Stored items
>>
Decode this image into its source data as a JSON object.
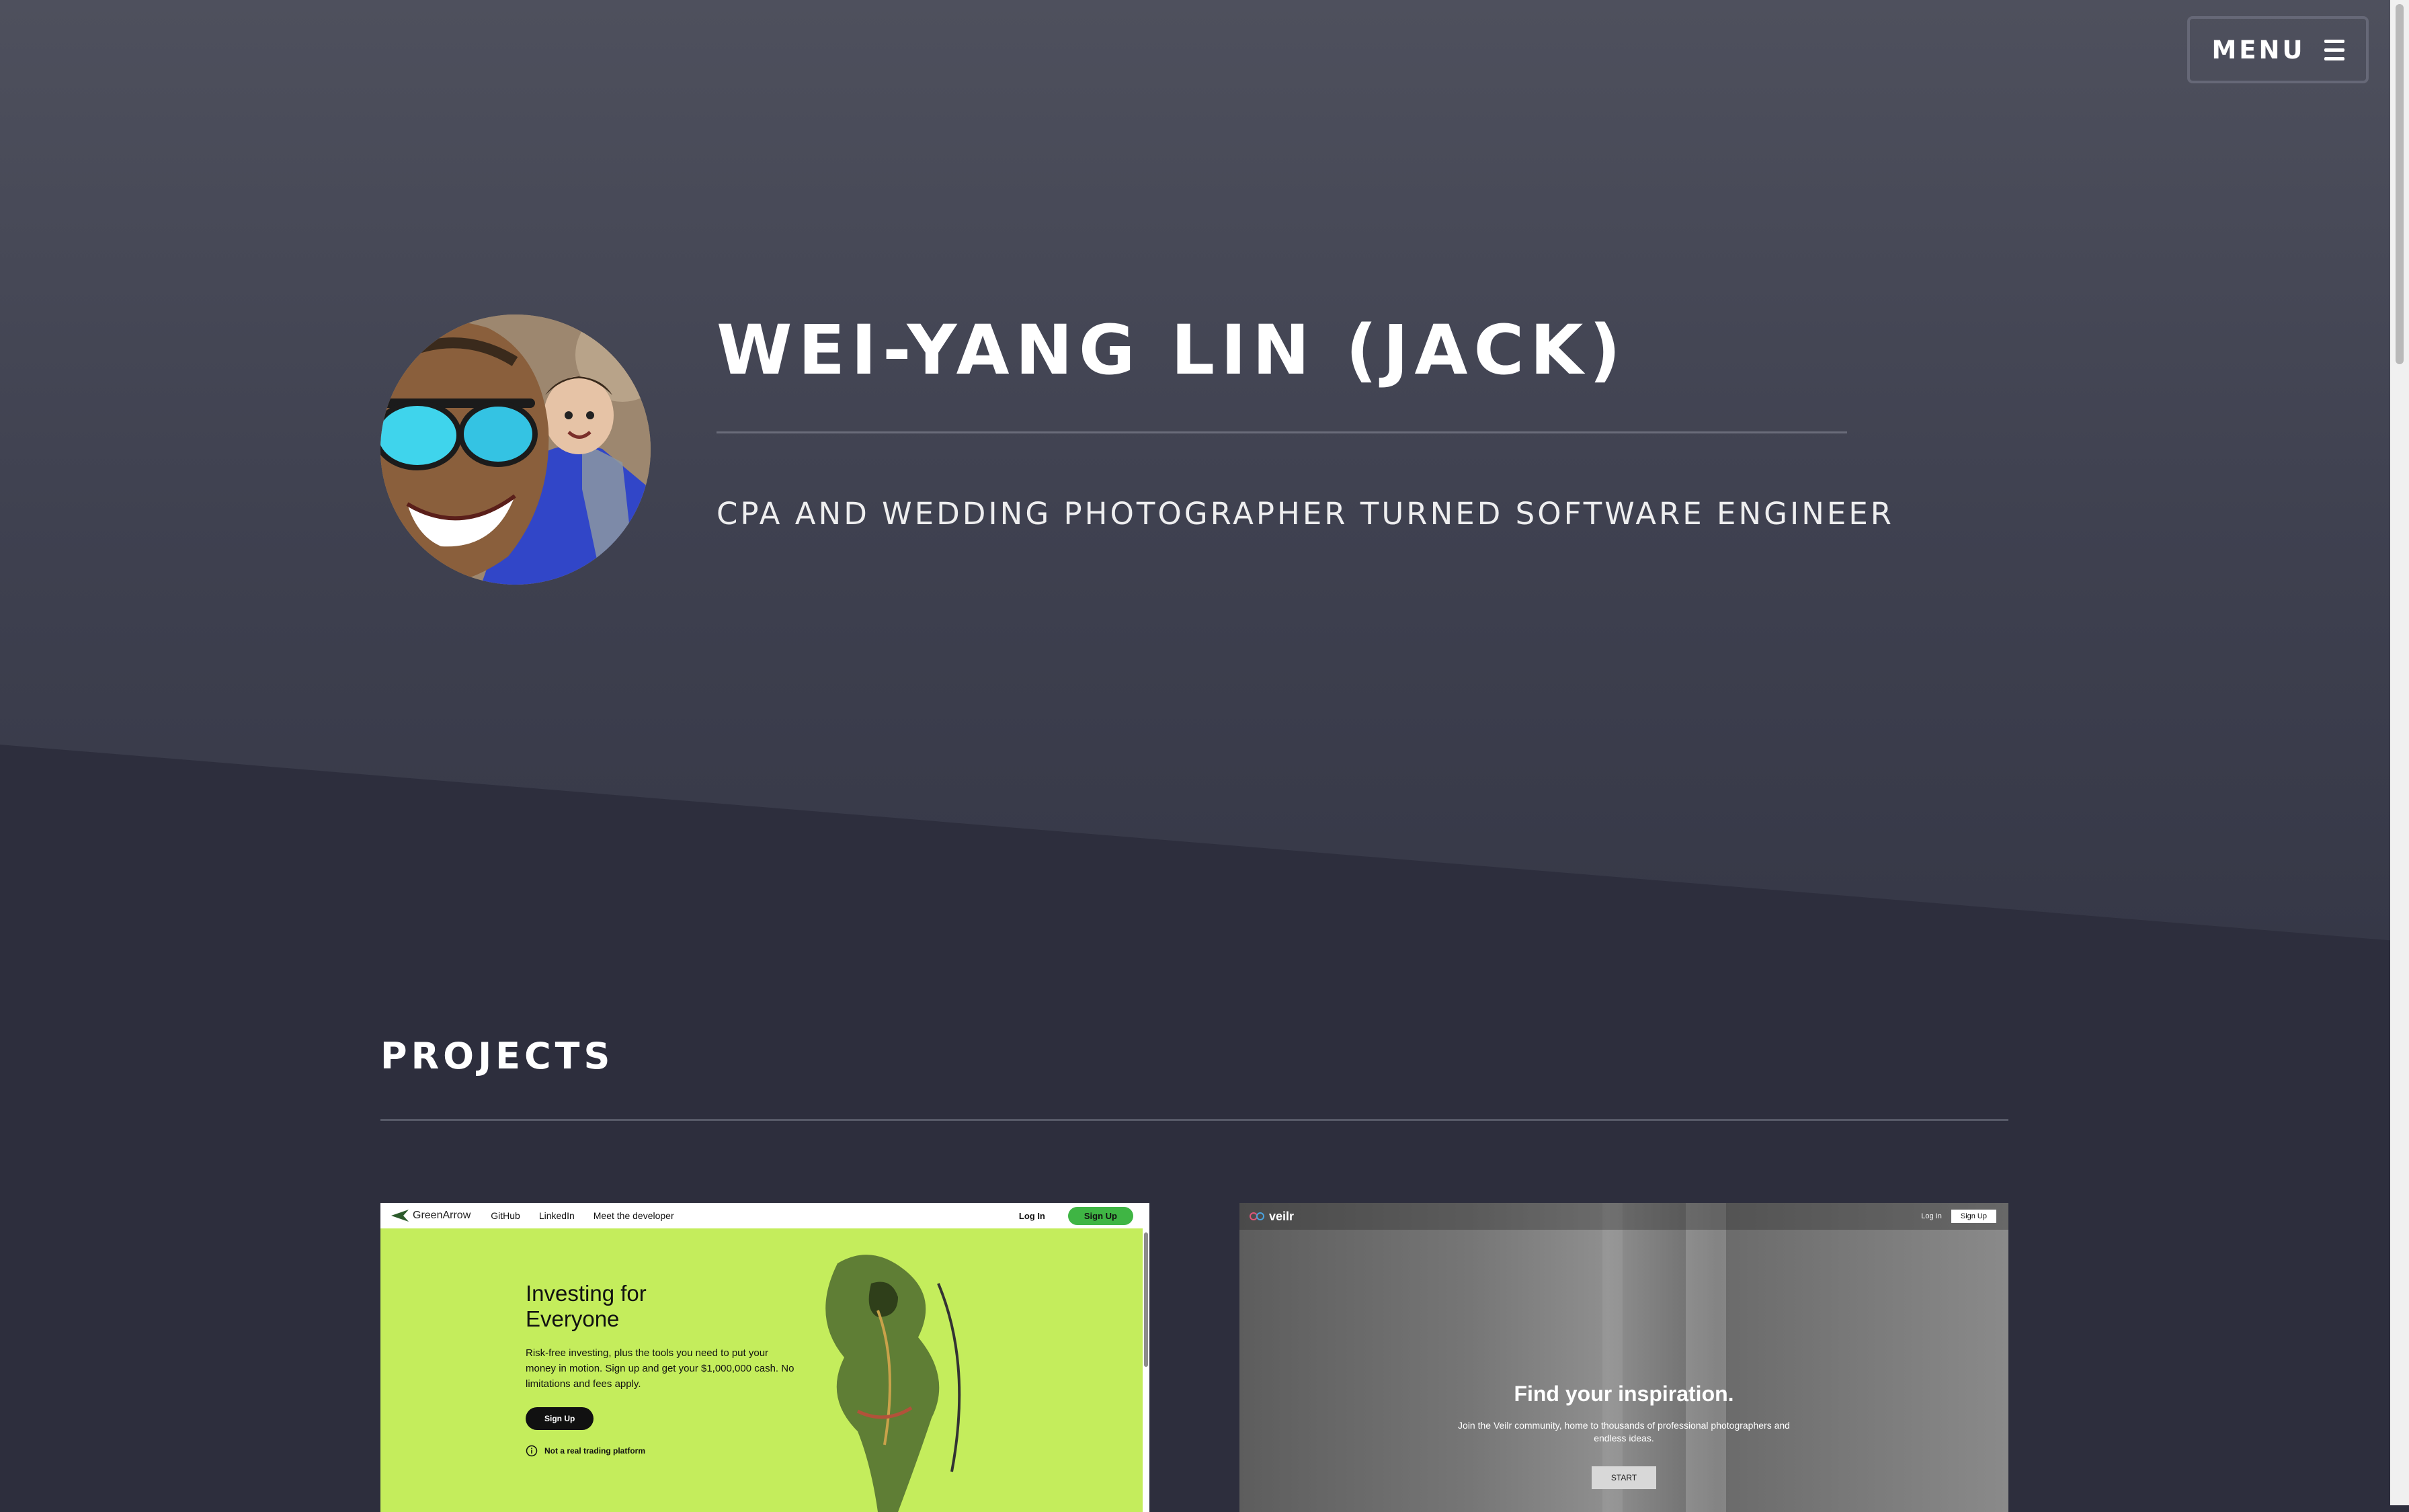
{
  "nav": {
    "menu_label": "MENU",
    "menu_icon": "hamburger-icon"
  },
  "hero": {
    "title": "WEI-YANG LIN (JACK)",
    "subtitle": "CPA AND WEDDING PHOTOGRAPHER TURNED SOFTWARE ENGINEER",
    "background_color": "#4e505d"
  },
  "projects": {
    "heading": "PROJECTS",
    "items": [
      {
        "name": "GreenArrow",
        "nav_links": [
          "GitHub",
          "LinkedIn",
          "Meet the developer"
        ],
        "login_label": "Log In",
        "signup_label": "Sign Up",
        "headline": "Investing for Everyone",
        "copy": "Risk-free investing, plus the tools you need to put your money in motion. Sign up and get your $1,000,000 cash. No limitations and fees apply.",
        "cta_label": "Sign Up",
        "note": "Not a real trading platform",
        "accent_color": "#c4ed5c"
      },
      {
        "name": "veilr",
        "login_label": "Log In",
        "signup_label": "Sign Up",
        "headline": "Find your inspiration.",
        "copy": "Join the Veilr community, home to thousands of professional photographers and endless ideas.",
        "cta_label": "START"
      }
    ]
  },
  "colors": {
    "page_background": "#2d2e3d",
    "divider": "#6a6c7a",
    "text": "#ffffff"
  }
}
<<
The answer is one number: how many lines of the material above contain "copy".

(Task response)
2